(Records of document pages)
----

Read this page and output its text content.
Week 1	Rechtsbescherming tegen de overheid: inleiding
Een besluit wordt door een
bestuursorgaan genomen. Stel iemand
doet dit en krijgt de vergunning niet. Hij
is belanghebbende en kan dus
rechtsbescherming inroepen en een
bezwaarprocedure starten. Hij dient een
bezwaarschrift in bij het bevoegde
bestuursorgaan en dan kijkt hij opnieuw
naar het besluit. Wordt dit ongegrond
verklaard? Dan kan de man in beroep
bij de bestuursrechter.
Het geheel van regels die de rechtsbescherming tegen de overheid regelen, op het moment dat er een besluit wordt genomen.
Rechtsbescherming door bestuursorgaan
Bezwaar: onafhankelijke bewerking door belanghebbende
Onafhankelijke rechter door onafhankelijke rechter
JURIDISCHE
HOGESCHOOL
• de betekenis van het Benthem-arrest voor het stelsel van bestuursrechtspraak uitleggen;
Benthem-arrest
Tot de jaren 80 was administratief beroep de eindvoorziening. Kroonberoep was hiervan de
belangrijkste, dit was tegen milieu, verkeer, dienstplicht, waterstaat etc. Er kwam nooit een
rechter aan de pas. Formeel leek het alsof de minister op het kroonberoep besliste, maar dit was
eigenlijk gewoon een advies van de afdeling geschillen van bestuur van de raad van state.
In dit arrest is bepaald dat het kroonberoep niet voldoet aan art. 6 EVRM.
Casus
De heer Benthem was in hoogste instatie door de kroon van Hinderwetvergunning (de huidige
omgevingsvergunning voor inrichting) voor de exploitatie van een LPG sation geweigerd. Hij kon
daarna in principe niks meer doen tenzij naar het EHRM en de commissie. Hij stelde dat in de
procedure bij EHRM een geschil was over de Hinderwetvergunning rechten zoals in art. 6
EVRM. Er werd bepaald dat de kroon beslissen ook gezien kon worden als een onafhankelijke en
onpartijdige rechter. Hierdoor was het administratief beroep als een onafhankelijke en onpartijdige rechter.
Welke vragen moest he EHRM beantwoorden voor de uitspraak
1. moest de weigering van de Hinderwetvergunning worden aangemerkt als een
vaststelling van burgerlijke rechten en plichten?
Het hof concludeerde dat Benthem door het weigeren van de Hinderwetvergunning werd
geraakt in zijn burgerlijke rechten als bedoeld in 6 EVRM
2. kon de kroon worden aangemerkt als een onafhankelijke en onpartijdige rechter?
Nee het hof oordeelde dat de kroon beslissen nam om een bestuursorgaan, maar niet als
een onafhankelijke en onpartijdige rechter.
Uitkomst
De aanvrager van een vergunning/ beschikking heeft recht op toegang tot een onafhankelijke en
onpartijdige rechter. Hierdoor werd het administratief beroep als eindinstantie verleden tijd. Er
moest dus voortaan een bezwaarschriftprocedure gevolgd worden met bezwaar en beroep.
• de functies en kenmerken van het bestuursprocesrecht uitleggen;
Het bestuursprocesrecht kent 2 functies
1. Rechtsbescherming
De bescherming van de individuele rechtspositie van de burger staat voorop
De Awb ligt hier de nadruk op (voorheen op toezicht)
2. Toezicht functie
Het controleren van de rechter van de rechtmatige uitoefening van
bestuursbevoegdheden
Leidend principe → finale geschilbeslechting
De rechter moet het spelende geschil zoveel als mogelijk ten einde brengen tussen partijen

----

▸ WORK INSTRUCTIONS
Filter the records for lines containing the word "principe" and copy each one.

▸ FINAL ANSWER
daarna in principe niks meer doen tenzij naar het EHRM en de commissie. Hij stelde dat in de
Leidend principe → finale geschilbeslechting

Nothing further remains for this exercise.